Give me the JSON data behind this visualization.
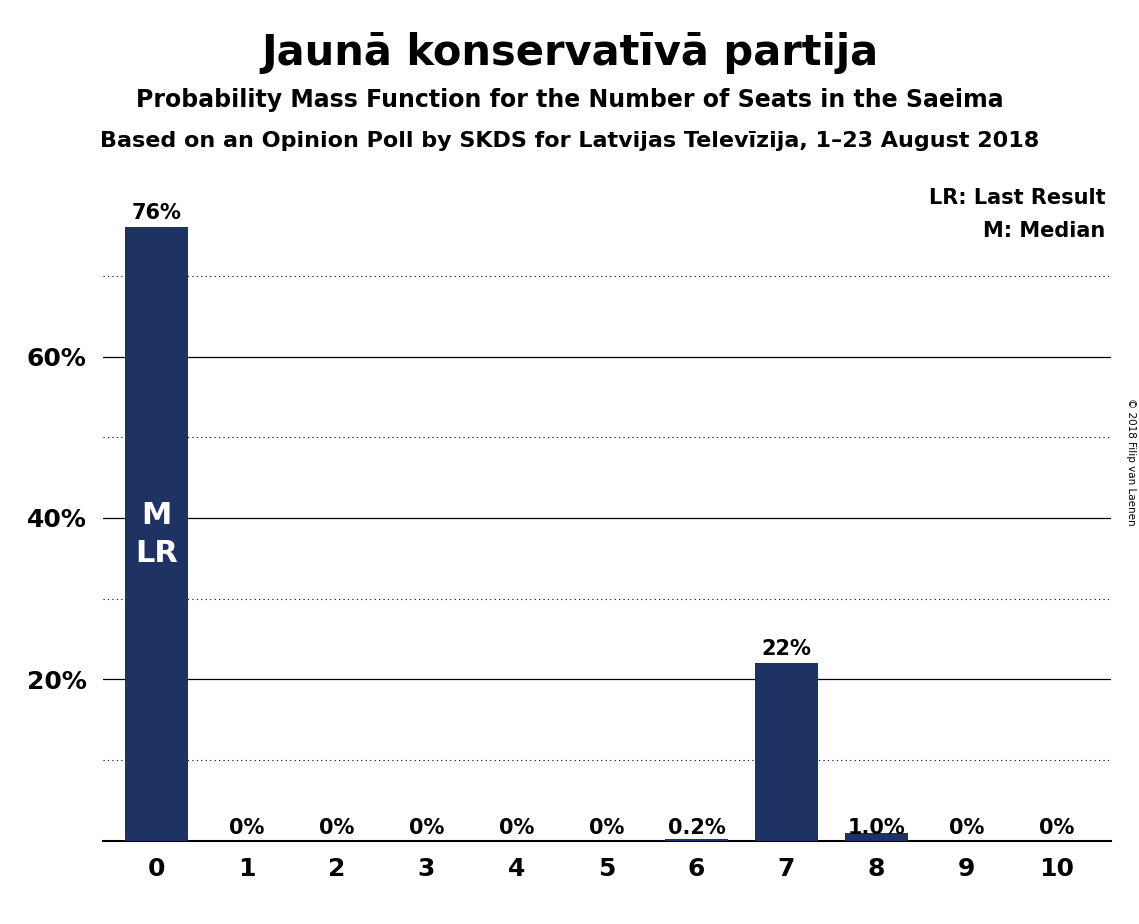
{
  "title": "Jaunā konservatīvā partija",
  "subtitle": "Probability Mass Function for the Number of Seats in the Saeima",
  "source": "Based on an Opinion Poll by SKDS for Latvijas Televīzija, 1–23 August 2018",
  "copyright": "© 2018 Filip van Laenen",
  "categories": [
    0,
    1,
    2,
    3,
    4,
    5,
    6,
    7,
    8,
    9,
    10
  ],
  "values": [
    0.76,
    0.0,
    0.0,
    0.0,
    0.0,
    0.0,
    0.002,
    0.22,
    0.01,
    0.0,
    0.0
  ],
  "bar_color": "#1F3264",
  "bar_labels": [
    "76%",
    "0%",
    "0%",
    "0%",
    "0%",
    "0%",
    "0.2%",
    "22%",
    "1.0%",
    "0%",
    "0%"
  ],
  "ylim": [
    0,
    0.83
  ],
  "yticks": [
    0.2,
    0.4,
    0.6
  ],
  "ytick_labels": [
    "20%",
    "40%",
    "60%"
  ],
  "grid_solid": [
    0.2,
    0.4,
    0.6
  ],
  "grid_dotted": [
    0.1,
    0.3,
    0.5,
    0.7
  ],
  "legend_line1": "LR: Last Result",
  "legend_line2": "M: Median",
  "median_bar": 0,
  "last_result_bar": 0,
  "background_color": "#FFFFFF",
  "title_fontsize": 30,
  "subtitle_fontsize": 17,
  "source_fontsize": 16
}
● ● ●
• **Goal**: Transcribe the complete set of entries verbatim. No pictures belong in the copy.

• **Complete response**:
Give me the JSON data behind this visualization.
{
  "title": "Jaunā konservatīvā partija",
  "subtitle": "Probability Mass Function for the Number of Seats in the Saeima",
  "source": "Based on an Opinion Poll by SKDS for Latvijas Televīzija, 1–23 August 2018",
  "copyright": "© 2018 Filip van Laenen",
  "categories": [
    0,
    1,
    2,
    3,
    4,
    5,
    6,
    7,
    8,
    9,
    10
  ],
  "values": [
    0.76,
    0.0,
    0.0,
    0.0,
    0.0,
    0.0,
    0.002,
    0.22,
    0.01,
    0.0,
    0.0
  ],
  "bar_color": "#1F3264",
  "bar_labels": [
    "76%",
    "0%",
    "0%",
    "0%",
    "0%",
    "0%",
    "0.2%",
    "22%",
    "1.0%",
    "0%",
    "0%"
  ],
  "ylim": [
    0,
    0.83
  ],
  "yticks": [
    0.2,
    0.4,
    0.6
  ],
  "ytick_labels": [
    "20%",
    "40%",
    "60%"
  ],
  "grid_solid": [
    0.2,
    0.4,
    0.6
  ],
  "grid_dotted": [
    0.1,
    0.3,
    0.5,
    0.7
  ],
  "legend_line1": "LR: Last Result",
  "legend_line2": "M: Median",
  "median_bar": 0,
  "last_result_bar": 0,
  "background_color": "#FFFFFF",
  "title_fontsize": 30,
  "subtitle_fontsize": 17,
  "source_fontsize": 16
}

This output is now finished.